→ **Task prompt**: Which lines hold the word "white"? Copy each one.

→ **Record list**:
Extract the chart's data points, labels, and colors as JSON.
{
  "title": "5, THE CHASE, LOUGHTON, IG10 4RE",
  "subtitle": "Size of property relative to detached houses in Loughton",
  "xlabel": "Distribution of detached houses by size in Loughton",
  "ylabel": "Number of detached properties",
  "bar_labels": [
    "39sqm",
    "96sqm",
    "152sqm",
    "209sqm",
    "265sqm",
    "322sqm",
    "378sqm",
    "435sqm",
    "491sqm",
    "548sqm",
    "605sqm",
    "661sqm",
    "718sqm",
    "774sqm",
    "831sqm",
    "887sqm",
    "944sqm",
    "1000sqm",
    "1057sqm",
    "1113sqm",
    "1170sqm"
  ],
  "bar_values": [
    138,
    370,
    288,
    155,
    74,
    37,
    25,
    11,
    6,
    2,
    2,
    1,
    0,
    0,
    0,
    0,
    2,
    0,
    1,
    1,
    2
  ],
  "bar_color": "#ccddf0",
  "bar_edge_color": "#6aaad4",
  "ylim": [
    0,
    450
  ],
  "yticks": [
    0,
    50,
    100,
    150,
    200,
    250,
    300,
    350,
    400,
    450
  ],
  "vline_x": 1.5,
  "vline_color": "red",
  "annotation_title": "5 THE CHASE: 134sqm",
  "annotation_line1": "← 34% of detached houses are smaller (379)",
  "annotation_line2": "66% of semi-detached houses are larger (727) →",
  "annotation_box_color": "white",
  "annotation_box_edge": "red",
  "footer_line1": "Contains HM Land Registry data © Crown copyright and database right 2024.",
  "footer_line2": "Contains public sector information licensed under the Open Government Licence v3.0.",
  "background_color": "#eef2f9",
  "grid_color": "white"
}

→ **Answer below**:
  "annotation_box_color": "white",
  "grid_color": "white"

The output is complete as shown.